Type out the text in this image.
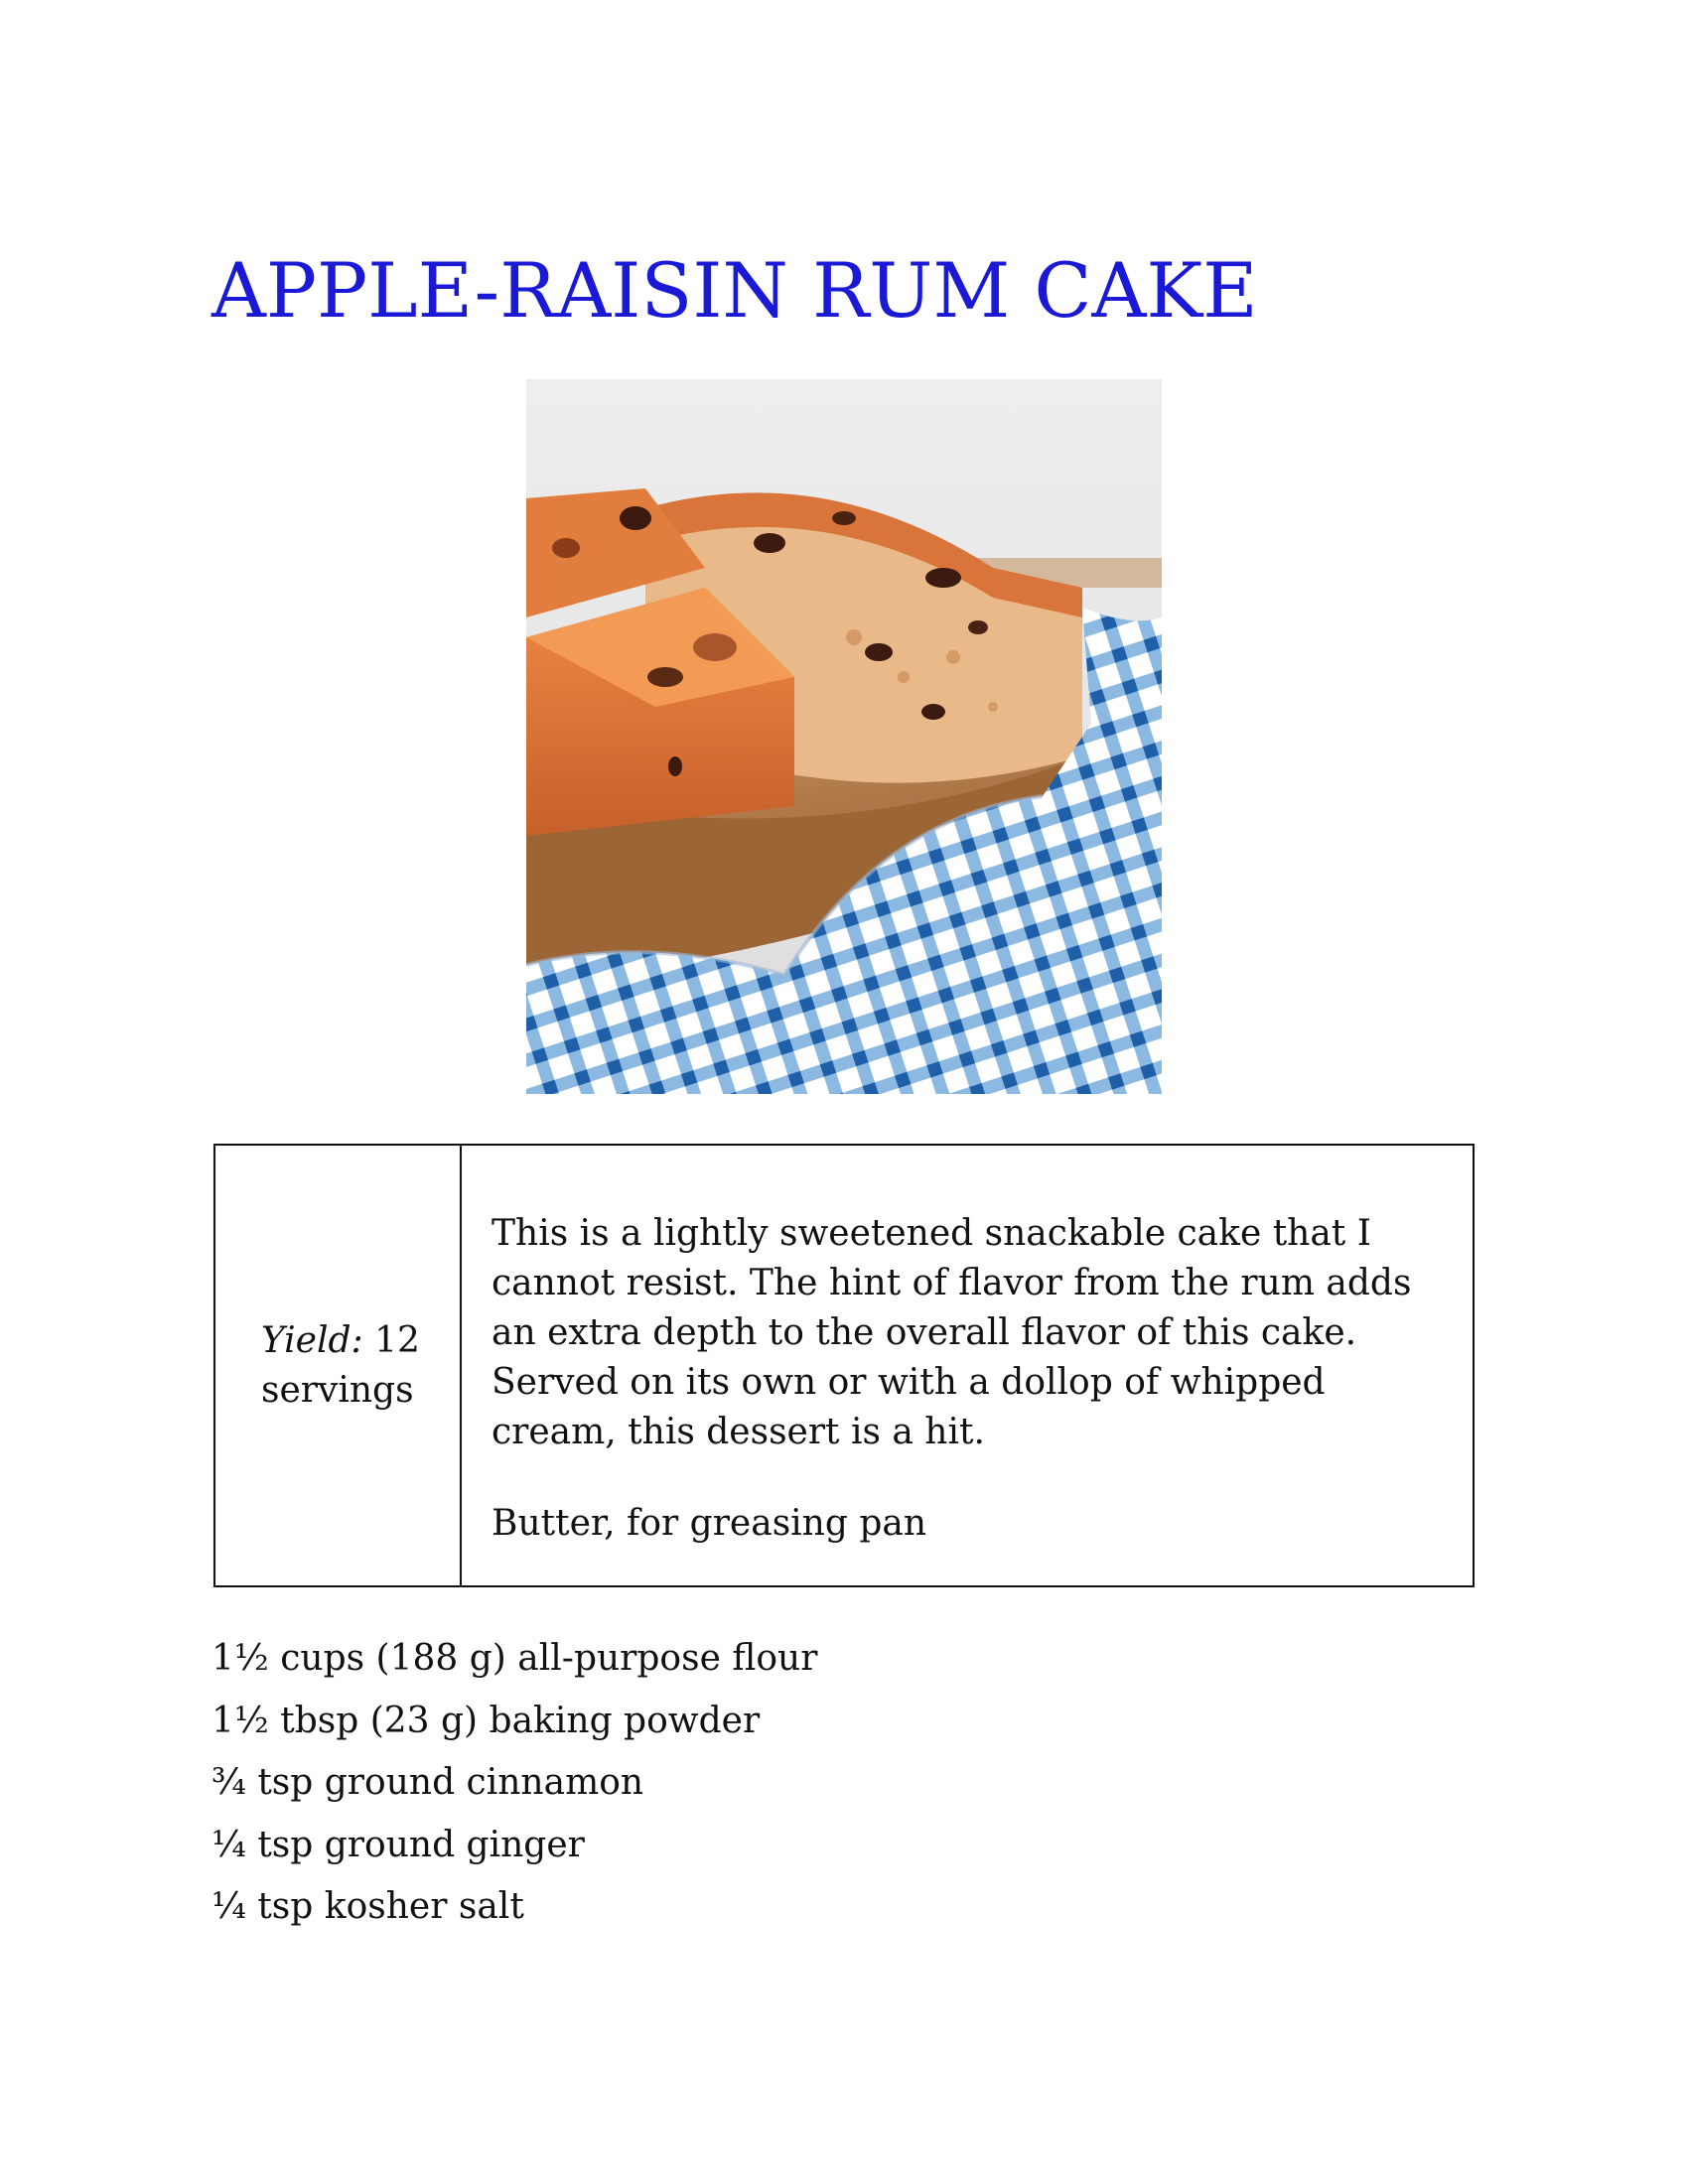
APPLE-RAISIN RUM CAKE
Yield: 12 servings

This is a lightly sweetened snackable cake that I cannot resist. The hint of flavor from the rum adds an extra depth to the overall flavor of this cake. Served on its own or with a dollop of whipped cream, this dessert is a hit.

Butter, for greasing pan

1½ cups (188 g) all-purpose flour
1½ tbsp (23 g) baking powder
¾ tsp ground cinnamon
¼ tsp ground ginger
¼ tsp kosher salt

● STATED PROBLEM: Locate all lines in the listing above with the word "this" and copy them.

● FINISHED TASK:
Type out the text in this image.
This is a lightly sweetened snackable cake that I cannot resist. The hint of flavor from the rum adds an extra depth to the overall flavor of this cake. Served on its own or with a dollop of whipped cream, this dessert is a hit.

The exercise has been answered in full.